Records from a collection of figures
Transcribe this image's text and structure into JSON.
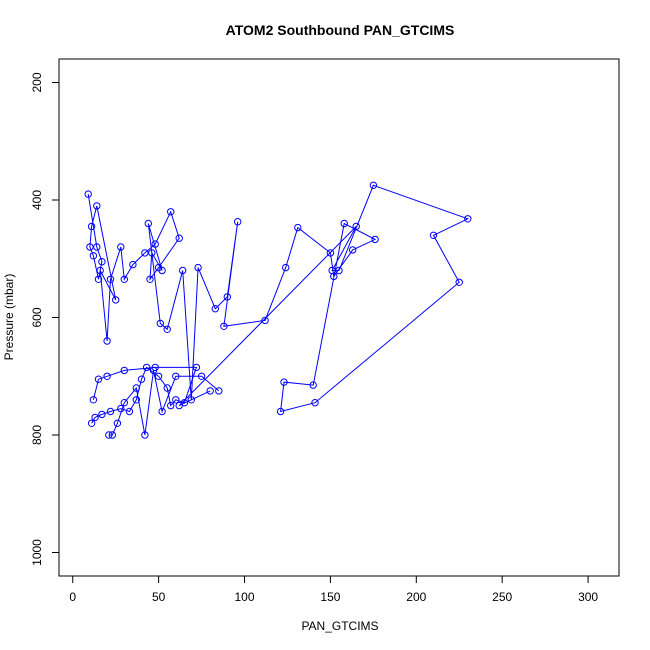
{
  "chart_data": {
    "type": "line",
    "title": "ATOM2 Southbound PAN_GTCIMS",
    "xlabel": "PAN_GTCIMS",
    "ylabel": "Pressure (mbar)",
    "xlim": [
      -8,
      318
    ],
    "ylim": [
      1040,
      160
    ],
    "y_reversed": true,
    "x_ticks": [
      0,
      50,
      100,
      150,
      200,
      250,
      300
    ],
    "y_ticks": [
      200,
      400,
      600,
      800,
      1000
    ],
    "grid": false,
    "legend": "none",
    "color": "#0000ff",
    "marker": "open-circle",
    "series": [
      {
        "x": [
          9,
          14,
          17,
          15,
          12,
          10,
          11,
          14,
          25,
          16,
          20,
          22,
          28,
          30,
          35,
          42,
          48,
          57,
          62,
          50,
          45,
          46,
          52,
          44,
          51,
          55,
          64,
          69,
          73,
          83,
          90,
          96,
          88,
          112,
          124,
          131,
          150,
          152,
          163,
          176,
          158,
          140,
          123,
          121,
          141,
          225,
          210,
          230,
          175,
          155,
          151,
          165,
          62,
          80
        ],
        "y": [
          390,
          480,
          505,
          535,
          495,
          480,
          445,
          410,
          570,
          520,
          640,
          535,
          480,
          535,
          510,
          490,
          475,
          420,
          465,
          515,
          535,
          490,
          520,
          440,
          610,
          620,
          520,
          740,
          515,
          585,
          565,
          437,
          615,
          605,
          515,
          447,
          490,
          530,
          485,
          467,
          440,
          715,
          710,
          760,
          745,
          540,
          460,
          432,
          375,
          520,
          520,
          445,
          750,
          725
        ]
      },
      {
        "x": [
          11,
          13,
          17,
          22,
          28,
          33,
          37,
          40,
          43,
          50,
          55,
          57,
          60,
          65,
          72,
          48,
          30,
          20,
          15,
          12
        ],
        "y": [
          780,
          770,
          765,
          760,
          755,
          760,
          740,
          705,
          685,
          700,
          720,
          750,
          740,
          745,
          685,
          685,
          690,
          700,
          705,
          740
        ]
      },
      {
        "x": [
          21,
          23,
          26,
          30,
          37,
          42,
          47,
          52,
          60,
          75,
          85
        ],
        "y": [
          800,
          800,
          780,
          745,
          720,
          800,
          690,
          760,
          700,
          700,
          725
        ]
      }
    ]
  }
}
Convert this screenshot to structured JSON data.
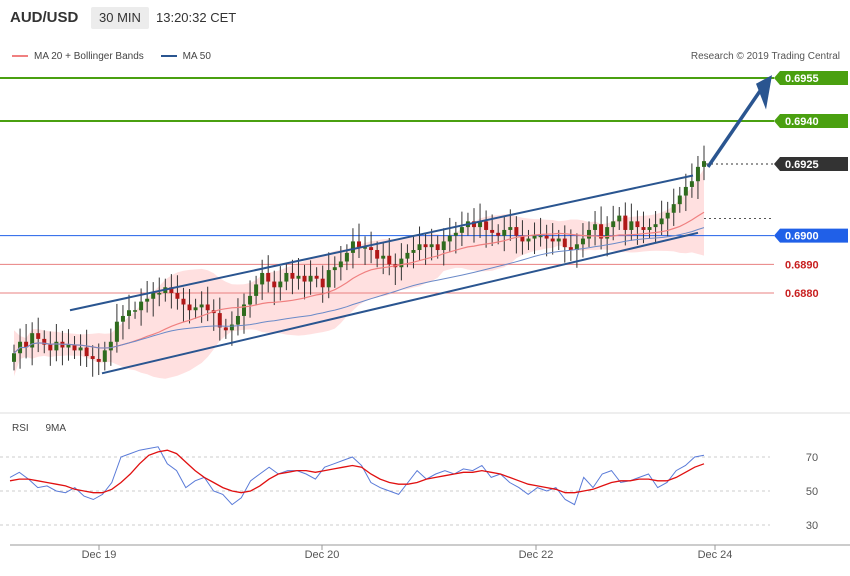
{
  "header": {
    "symbol": "AUD/USD",
    "timeframe": "30 MIN",
    "time": "13:20:32 CET"
  },
  "legend": {
    "items": [
      {
        "label": "MA 20 + Bollinger Bands",
        "color": "#f08080"
      },
      {
        "label": "MA 50",
        "color": "#2a5590"
      }
    ]
  },
  "credit": "Research © 2019 Trading Central",
  "rsi_legend": {
    "items": [
      {
        "label": "RSI",
        "color": "#5a7bd8"
      },
      {
        "label": "9MA",
        "color": "#e01010"
      }
    ]
  },
  "colors": {
    "up_candle": "#2f6b1e",
    "down_candle": "#b01818",
    "target": "#4aa010",
    "support": "#e88080",
    "pivot": "#2060e8",
    "current": "#333333",
    "channel": "#2a5590"
  },
  "chart_data": [
    {
      "type": "candlestick",
      "title": "AUD/USD 30 MIN",
      "x_tick_labels": [
        "Dec 19",
        "Dec 20",
        "Dec 22",
        "Dec 24"
      ],
      "ylim": [
        0.6855,
        0.6965
      ],
      "price_levels": [
        {
          "label": "0.6955",
          "value": 0.6955,
          "kind": "target"
        },
        {
          "label": "0.6940",
          "value": 0.694,
          "kind": "target"
        },
        {
          "label": "0.6925",
          "value": 0.6925,
          "kind": "current"
        },
        {
          "label": "0.6900",
          "value": 0.69,
          "kind": "pivot"
        },
        {
          "label": "0.6890",
          "value": 0.689,
          "kind": "support"
        },
        {
          "label": "0.6880",
          "value": 0.688,
          "kind": "support"
        }
      ],
      "close_series_approx": [
        0.6859,
        0.6863,
        0.6861,
        0.6866,
        0.6864,
        0.6862,
        0.686,
        0.6863,
        0.6861,
        0.6862,
        0.686,
        0.6861,
        0.6858,
        0.6857,
        0.6856,
        0.686,
        0.6863,
        0.687,
        0.6872,
        0.6874,
        0.6874,
        0.6877,
        0.6878,
        0.688,
        0.688,
        0.6882,
        0.688,
        0.6878,
        0.6876,
        0.6874,
        0.6875,
        0.6876,
        0.6874,
        0.6873,
        0.6868,
        0.6867,
        0.6869,
        0.6872,
        0.6876,
        0.6879,
        0.6883,
        0.6887,
        0.6884,
        0.6882,
        0.6884,
        0.6887,
        0.6885,
        0.6886,
        0.6884,
        0.6886,
        0.6885,
        0.6882,
        0.6888,
        0.6889,
        0.6891,
        0.6894,
        0.6898,
        0.6896,
        0.6896,
        0.6895,
        0.6892,
        0.6893,
        0.689,
        0.6889,
        0.6892,
        0.6894,
        0.6895,
        0.6897,
        0.6896,
        0.6897,
        0.6895,
        0.6898,
        0.69,
        0.6901,
        0.6903,
        0.6905,
        0.6903,
        0.6905,
        0.6902,
        0.6901,
        0.69,
        0.6902,
        0.6903,
        0.69,
        0.6898,
        0.6899,
        0.69,
        0.69,
        0.6899,
        0.6898,
        0.6899,
        0.6896,
        0.6895,
        0.6897,
        0.6899,
        0.6902,
        0.6904,
        0.6899,
        0.6903,
        0.6905,
        0.6907,
        0.6902,
        0.6905,
        0.6903,
        0.6902,
        0.6903,
        0.6904,
        0.6906,
        0.6908,
        0.6911,
        0.6914,
        0.6917,
        0.6919,
        0.6924,
        0.6926
      ],
      "ma50_approx_start_end": [
        0.6858,
        0.6906
      ],
      "channel": {
        "upper": [
          [
            0.6874,
            0.6921
          ]
        ],
        "lower": [
          [
            0.6852,
            0.6901
          ]
        ]
      },
      "projection": "up-arrow toward 0.6955"
    },
    {
      "type": "line",
      "title": "RSI",
      "ylim": [
        20,
        80
      ],
      "y_tick_labels": [
        "70",
        "50",
        "30"
      ],
      "series": [
        {
          "name": "RSI",
          "values": [
            58,
            61,
            57,
            52,
            53,
            50,
            49,
            52,
            47,
            45,
            48,
            55,
            70,
            72,
            74,
            75,
            76,
            66,
            62,
            52,
            56,
            58,
            50,
            48,
            42,
            46,
            56,
            60,
            64,
            60,
            62,
            62,
            60,
            57,
            64,
            66,
            68,
            70,
            65,
            55,
            52,
            50,
            48,
            55,
            62,
            57,
            60,
            62,
            60,
            63,
            62,
            65,
            58,
            60,
            55,
            52,
            48,
            52,
            50,
            52,
            45,
            42,
            58,
            52,
            60,
            62,
            55,
            56,
            58,
            60,
            52,
            55,
            62,
            65,
            70,
            71
          ]
        },
        {
          "name": "9MA",
          "values": [
            56,
            57,
            57,
            56,
            55,
            54,
            53,
            51,
            50,
            49,
            49,
            51,
            55,
            60,
            66,
            71,
            73,
            74,
            72,
            67,
            62,
            58,
            55,
            52,
            50,
            49,
            50,
            53,
            57,
            60,
            61,
            62,
            62,
            61,
            62,
            63,
            64,
            65,
            64,
            60,
            57,
            55,
            54,
            54,
            55,
            57,
            58,
            59,
            60,
            61,
            61,
            62,
            61,
            60,
            58,
            56,
            54,
            53,
            52,
            51,
            49,
            49,
            50,
            51,
            53,
            55,
            56,
            56,
            57,
            57,
            56,
            56,
            58,
            61,
            64,
            66
          ]
        }
      ]
    }
  ]
}
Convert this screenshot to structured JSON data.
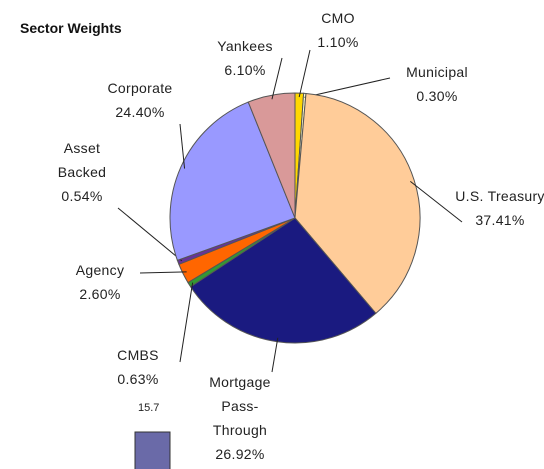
{
  "chart_data": {
    "type": "pie",
    "title": "Sector Weights",
    "categories": [
      "CMO",
      "Municipal",
      "U.S. Treasury",
      "Mortgage Pass-Through",
      "CMBS",
      "Agency",
      "Asset Backed",
      "Corporate",
      "Yankees"
    ],
    "values": [
      1.1,
      0.3,
      37.41,
      26.92,
      0.63,
      2.6,
      0.54,
      24.4,
      6.1
    ],
    "value_labels": [
      "1.10%",
      "0.30%",
      "37.41%",
      "26.92%",
      "0.63%",
      "2.60%",
      "0.54%",
      "24.40%",
      "6.10%"
    ],
    "colors": [
      "#ffd700",
      "#ffffcc",
      "#ffcc99",
      "#1a1a80",
      "#339933",
      "#ff6600",
      "#663399",
      "#9999ff",
      "#d99999"
    ]
  },
  "bar_fragment": {
    "values": [
      15.7
    ],
    "color": "#6a6aa8"
  }
}
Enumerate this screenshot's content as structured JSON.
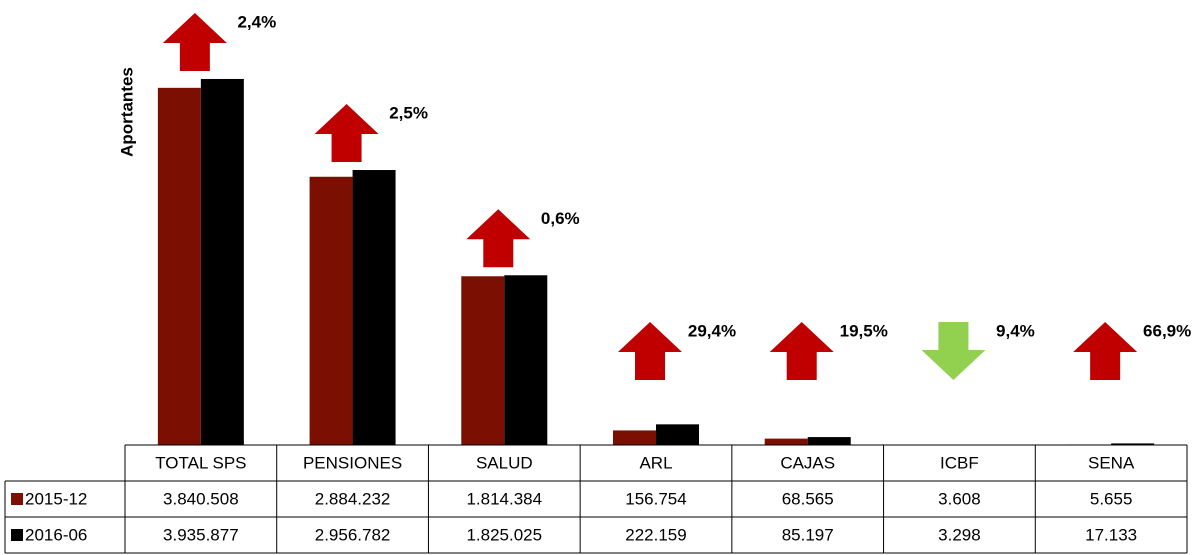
{
  "chart_data": {
    "type": "bar",
    "y_label": "Aportantes",
    "categories": [
      "TOTAL SPS",
      "PENSIONES",
      "SALUD",
      "ARL",
      "CAJAS",
      "ICBF",
      "SENA"
    ],
    "series": [
      {
        "name": "2015-12",
        "color": "#7b1002",
        "values": [
          3840508,
          2884232,
          1814384,
          156754,
          68565,
          3608,
          5655
        ],
        "value_labels": [
          "3.840.508",
          "2.884.232",
          "1.814.384",
          "156.754",
          "68.565",
          "3.608",
          "5.655"
        ]
      },
      {
        "name": "2016-06",
        "color": "#000000",
        "values": [
          3935877,
          2956782,
          1825025,
          222159,
          85197,
          3298,
          17133
        ],
        "value_labels": [
          "3.935.877",
          "2.956.782",
          "1.825.025",
          "222.159",
          "85.197",
          "3.298",
          "17.133"
        ]
      }
    ],
    "changes": [
      "2,4%",
      "2,5%",
      "0,6%",
      "29,4%",
      "19,5%",
      "9,4%",
      "66,9%"
    ],
    "change_directions": [
      "up",
      "up",
      "up",
      "up",
      "up",
      "down",
      "up"
    ],
    "up_color": "#c00000",
    "down_color": "#92d050",
    "ylim": [
      0,
      4000000
    ]
  }
}
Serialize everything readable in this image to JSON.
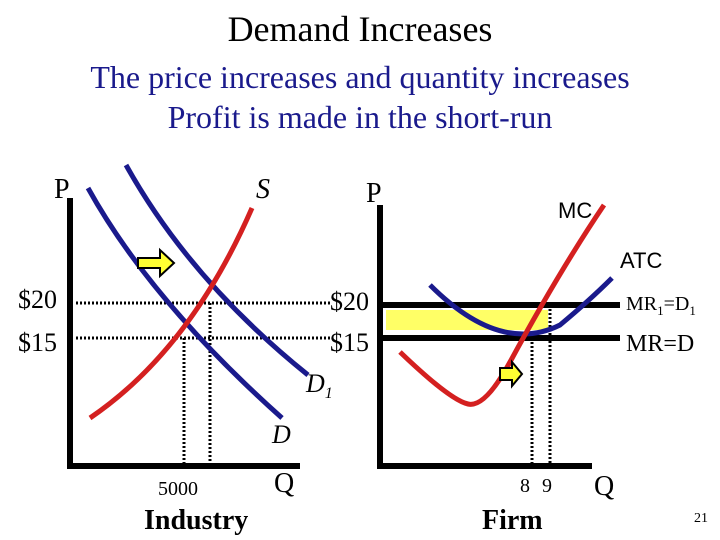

# [Stated task]
Search the listing for the word "JSON" and return each line that holds it.

# [Result]
Transcribe this image's text and structure into JSON.
Convert this screenshot to structured JSON data.
Convert this screenshot to structured JSON data.
Enumerate this screenshot's content as structured JSON.
Serialize everything readable in this image to JSON.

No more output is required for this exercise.